* _Exercise materials_
______

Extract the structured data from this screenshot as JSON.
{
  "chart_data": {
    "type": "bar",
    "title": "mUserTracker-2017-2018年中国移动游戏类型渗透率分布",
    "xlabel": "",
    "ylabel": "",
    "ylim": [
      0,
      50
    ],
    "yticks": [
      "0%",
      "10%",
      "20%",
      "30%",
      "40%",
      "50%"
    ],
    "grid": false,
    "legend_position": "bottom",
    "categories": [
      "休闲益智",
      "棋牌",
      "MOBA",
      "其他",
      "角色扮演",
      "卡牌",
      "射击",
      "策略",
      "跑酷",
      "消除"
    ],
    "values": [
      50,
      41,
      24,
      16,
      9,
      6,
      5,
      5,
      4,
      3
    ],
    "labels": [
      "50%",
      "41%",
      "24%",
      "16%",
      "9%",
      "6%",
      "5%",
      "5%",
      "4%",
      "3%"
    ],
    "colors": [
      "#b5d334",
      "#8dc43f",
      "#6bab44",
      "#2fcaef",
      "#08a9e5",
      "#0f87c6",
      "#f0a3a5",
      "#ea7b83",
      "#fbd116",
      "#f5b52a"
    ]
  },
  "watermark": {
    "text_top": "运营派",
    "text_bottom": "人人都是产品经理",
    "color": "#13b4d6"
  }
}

______

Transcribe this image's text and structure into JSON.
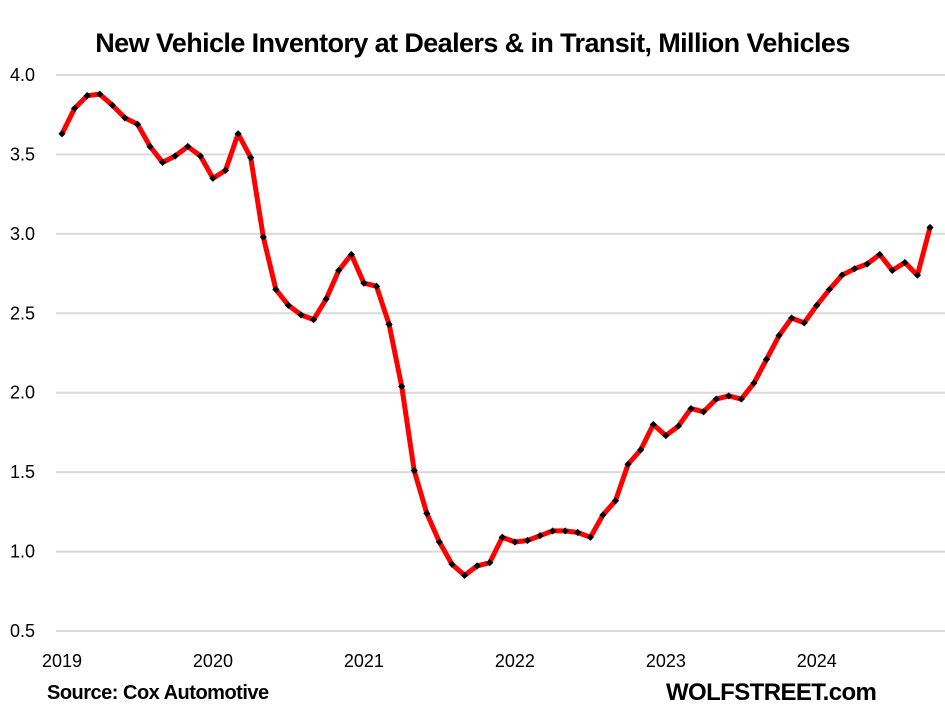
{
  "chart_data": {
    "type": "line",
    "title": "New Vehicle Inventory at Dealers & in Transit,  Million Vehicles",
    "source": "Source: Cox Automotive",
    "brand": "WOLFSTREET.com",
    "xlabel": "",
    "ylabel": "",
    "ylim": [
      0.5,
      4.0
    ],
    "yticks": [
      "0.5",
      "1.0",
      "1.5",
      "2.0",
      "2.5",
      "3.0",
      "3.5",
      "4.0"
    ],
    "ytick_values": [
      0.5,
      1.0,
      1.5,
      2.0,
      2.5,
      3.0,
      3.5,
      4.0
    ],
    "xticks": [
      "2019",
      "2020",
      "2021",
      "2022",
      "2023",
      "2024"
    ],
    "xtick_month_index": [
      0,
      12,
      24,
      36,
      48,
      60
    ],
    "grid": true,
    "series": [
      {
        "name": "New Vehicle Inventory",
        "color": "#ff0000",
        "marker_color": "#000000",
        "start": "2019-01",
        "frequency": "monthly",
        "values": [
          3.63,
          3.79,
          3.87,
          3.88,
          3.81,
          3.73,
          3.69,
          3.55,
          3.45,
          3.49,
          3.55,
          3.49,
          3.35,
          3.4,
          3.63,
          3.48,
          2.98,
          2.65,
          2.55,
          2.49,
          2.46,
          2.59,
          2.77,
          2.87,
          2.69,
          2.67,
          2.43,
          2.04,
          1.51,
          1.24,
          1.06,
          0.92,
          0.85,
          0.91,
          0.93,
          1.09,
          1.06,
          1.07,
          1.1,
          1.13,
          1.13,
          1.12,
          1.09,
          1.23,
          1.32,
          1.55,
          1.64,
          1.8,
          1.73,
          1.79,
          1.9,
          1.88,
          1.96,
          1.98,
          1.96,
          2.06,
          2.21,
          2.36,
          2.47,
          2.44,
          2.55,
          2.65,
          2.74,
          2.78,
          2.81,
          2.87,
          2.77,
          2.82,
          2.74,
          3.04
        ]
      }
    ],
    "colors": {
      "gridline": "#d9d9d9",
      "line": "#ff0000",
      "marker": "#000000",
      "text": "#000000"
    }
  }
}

______

Using the records above, copy every line that has the word "Vehicle" in it.

    "title": "New Vehicle Inventory at Dealers & in Transit,  Million Vehicles",
        "name": "New Vehicle Inventory",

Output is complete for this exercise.